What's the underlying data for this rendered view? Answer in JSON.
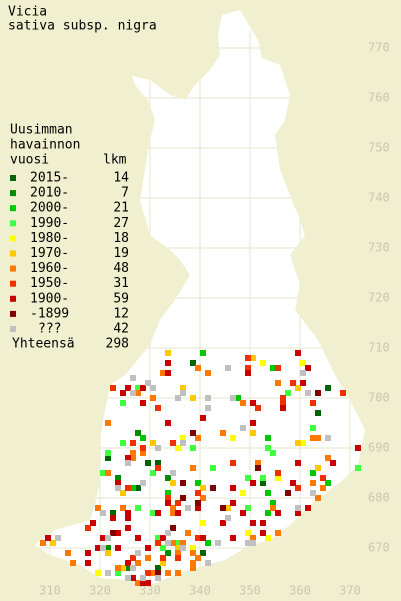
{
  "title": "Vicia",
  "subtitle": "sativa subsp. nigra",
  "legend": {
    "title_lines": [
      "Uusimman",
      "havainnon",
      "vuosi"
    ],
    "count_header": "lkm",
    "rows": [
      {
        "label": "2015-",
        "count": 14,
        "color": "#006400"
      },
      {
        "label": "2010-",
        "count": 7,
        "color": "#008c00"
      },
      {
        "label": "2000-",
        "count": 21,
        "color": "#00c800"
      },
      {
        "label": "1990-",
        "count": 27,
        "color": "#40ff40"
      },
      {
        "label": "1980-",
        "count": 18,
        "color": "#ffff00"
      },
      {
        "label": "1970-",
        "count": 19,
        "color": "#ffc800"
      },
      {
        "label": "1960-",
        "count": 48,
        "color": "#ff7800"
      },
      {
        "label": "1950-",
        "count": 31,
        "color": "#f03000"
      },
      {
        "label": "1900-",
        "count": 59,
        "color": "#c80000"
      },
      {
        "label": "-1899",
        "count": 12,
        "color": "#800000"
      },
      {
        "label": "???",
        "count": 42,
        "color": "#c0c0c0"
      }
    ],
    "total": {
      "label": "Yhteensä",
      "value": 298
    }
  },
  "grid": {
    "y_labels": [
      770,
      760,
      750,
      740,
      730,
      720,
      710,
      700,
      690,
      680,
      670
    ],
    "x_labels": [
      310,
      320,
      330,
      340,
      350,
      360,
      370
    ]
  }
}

* * *

▸ **Task statement**
Repeat the material above word for word, please, apart from its images.

▸ **Correct output**
What's the underlying data for this rendered view? Answer in JSON.
{
  "title": "Vicia",
  "subtitle": "sativa subsp. nigra",
  "legend": {
    "title_lines": [
      "Uusimman",
      "havainnon",
      "vuosi"
    ],
    "count_header": "lkm",
    "rows": [
      {
        "label": "2015-",
        "count": 14,
        "color": "#006400"
      },
      {
        "label": "2010-",
        "count": 7,
        "color": "#008c00"
      },
      {
        "label": "2000-",
        "count": 21,
        "color": "#00c800"
      },
      {
        "label": "1990-",
        "count": 27,
        "color": "#40ff40"
      },
      {
        "label": "1980-",
        "count": 18,
        "color": "#ffff00"
      },
      {
        "label": "1970-",
        "count": 19,
        "color": "#ffc800"
      },
      {
        "label": "1960-",
        "count": 48,
        "color": "#ff7800"
      },
      {
        "label": "1950-",
        "count": 31,
        "color": "#f03000"
      },
      {
        "label": "1900-",
        "count": 59,
        "color": "#c80000"
      },
      {
        "label": "-1899",
        "count": 12,
        "color": "#800000"
      },
      {
        "label": "???",
        "count": 42,
        "color": "#c0c0c0"
      }
    ],
    "total": {
      "label": "Yhteensä",
      "value": 298
    }
  },
  "grid": {
    "y_labels": [
      770,
      760,
      750,
      740,
      730,
      720,
      710,
      700,
      690,
      680,
      670
    ],
    "x_labels": [
      310,
      320,
      330,
      340,
      350,
      360,
      370
    ]
  }
}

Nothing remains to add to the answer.